● **TEXT TO READ**:
+ + + + +

As congressional-hearing notices go, Monday’s announcement read like the lineup for a much-hyped music festival that tried desperately to book Beyoncé, Taylor Swift, or Ariana Grande and wound up with Hootie & the Blowfish at the top of the bill instead.

Daniel Schwarz, a spokesman for Nadler, said the Judiciary Committee had not given up on Mueller, whom lawmakers have wanted to question from the moment Barr delivered the first summary of the former special counsel’s report to Congress in March. But it is the strongest signal yet that Democrats are prepared to move on without him.

Mueller, in his first and only public statement since becoming special counsel in 2017, last week made clear his reluctance to appear in the circuslike atmosphere of a congressional hearing. “The report is my testimony,” he said, warning lawmakers that he would not “go beyond our report” in any appearance before Congress—which is exactly what members of both parties would likely spend hours of questioning trying to get him to do.

Democrats have also struck out with other high-profile potential witnesses, but for different reasons. The Trump White House has settled on a strategy of all-out war against the investigative powers of the new House majority, choosing to fight subpoenas in court rather than submit current and former officials to the glare of testimony. McGahn, for example, abided by instructions from the White House not to appear before Nadler’s committee, ignoring a congressional subpoena. And Barr formally requested that Trump invoke executive privilege over the complete Mueller report and its underlying documents.

“No one is above the law,” Nadler said in a statement accompanying Monday’s announcement. “While the White House continues to cover up and stonewall, and to prevent the American people from knowing the truth, we will continue to move forward with our investigation. These hearings will allow us to examine the findings laid out in Mueller’s report so that we can work to protect the rule of law and protect future elections through consideration of legislative and other remedies.”

The “other remedies” is a none-too-subtle reference to impeachment, a word Nadler did not mention Monday. It’s an olive branch to the growing chorus of rank-and-file Democrats—along with a lone Republican—who want the party to act more decisively against Trump. House Speaker Nancy Pelosi has been unmoved by the demands, but she, like Nadler, has kept the option in reserve. On Sunday, House Majority Whip James Clyburn, the third-ranking Democrat, said on CNN’s State of the Union that impeachment proceedings were inevitable.

+ + + + +

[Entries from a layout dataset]
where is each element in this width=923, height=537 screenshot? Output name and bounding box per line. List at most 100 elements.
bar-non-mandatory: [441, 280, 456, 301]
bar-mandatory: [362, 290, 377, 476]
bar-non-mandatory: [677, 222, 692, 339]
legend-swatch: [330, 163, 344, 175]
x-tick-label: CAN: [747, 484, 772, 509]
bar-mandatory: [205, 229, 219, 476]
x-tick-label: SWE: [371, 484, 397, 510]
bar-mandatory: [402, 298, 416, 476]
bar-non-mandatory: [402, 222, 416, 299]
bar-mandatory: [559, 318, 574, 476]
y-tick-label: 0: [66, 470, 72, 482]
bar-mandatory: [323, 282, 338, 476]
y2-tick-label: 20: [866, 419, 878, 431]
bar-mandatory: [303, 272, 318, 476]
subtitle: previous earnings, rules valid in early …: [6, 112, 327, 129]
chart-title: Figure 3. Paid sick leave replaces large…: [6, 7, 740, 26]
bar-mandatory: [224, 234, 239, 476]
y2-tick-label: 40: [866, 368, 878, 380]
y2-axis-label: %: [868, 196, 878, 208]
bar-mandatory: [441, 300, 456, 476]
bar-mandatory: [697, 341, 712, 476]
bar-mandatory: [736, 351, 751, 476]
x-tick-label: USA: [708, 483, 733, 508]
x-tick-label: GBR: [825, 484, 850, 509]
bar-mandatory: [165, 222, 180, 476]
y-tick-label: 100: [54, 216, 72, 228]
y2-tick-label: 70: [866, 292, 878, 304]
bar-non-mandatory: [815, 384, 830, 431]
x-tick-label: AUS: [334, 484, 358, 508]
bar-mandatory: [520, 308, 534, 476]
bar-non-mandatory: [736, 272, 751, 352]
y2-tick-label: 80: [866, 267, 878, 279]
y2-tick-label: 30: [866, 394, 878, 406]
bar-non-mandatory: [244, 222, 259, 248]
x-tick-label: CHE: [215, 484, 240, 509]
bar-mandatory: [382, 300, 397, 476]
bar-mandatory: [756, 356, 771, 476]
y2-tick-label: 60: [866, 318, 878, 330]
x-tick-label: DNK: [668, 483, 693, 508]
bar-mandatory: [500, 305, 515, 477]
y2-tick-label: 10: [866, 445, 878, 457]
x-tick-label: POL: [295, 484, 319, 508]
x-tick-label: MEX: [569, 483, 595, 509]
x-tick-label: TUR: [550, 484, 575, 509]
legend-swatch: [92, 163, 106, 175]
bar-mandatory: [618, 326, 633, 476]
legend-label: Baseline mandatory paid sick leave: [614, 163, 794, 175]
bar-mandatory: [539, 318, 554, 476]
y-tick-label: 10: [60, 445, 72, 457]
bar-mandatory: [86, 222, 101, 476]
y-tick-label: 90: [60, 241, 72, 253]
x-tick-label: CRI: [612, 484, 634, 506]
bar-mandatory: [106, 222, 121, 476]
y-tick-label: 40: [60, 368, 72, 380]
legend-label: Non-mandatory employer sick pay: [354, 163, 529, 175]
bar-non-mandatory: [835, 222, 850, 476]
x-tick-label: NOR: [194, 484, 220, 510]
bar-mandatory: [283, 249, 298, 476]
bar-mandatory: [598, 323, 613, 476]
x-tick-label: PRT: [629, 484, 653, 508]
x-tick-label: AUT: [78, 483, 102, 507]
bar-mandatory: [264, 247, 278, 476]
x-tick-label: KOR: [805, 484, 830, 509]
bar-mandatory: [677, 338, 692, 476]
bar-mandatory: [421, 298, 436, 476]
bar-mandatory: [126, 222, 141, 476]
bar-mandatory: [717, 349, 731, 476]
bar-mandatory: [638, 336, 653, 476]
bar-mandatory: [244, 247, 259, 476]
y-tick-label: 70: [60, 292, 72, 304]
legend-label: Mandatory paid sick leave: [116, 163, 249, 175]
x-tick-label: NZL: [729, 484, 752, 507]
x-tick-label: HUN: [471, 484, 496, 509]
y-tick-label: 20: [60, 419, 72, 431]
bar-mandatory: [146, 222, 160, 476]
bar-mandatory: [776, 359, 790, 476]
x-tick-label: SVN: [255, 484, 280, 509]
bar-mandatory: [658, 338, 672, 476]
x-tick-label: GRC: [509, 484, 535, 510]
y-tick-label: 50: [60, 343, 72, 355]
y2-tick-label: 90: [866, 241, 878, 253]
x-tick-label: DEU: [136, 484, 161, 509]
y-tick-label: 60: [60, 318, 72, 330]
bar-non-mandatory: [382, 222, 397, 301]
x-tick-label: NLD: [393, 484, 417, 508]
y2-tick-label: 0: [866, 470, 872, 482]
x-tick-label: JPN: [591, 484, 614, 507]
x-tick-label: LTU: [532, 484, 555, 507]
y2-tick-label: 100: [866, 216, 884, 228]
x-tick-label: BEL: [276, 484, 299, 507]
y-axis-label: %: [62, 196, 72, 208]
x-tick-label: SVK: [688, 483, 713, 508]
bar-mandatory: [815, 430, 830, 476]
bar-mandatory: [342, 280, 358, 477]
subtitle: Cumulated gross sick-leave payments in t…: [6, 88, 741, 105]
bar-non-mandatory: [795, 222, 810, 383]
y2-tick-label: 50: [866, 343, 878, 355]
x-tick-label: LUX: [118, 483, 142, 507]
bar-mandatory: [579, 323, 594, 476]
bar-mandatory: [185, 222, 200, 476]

+ + + + +

According to the article about the Judiciary Committee hearings, on which program did James Clyburn say that impeachment proceedings were inevitable? Draw only on the article about the Judiciary Committee hearings and not on the material.

CNN's State of the Union.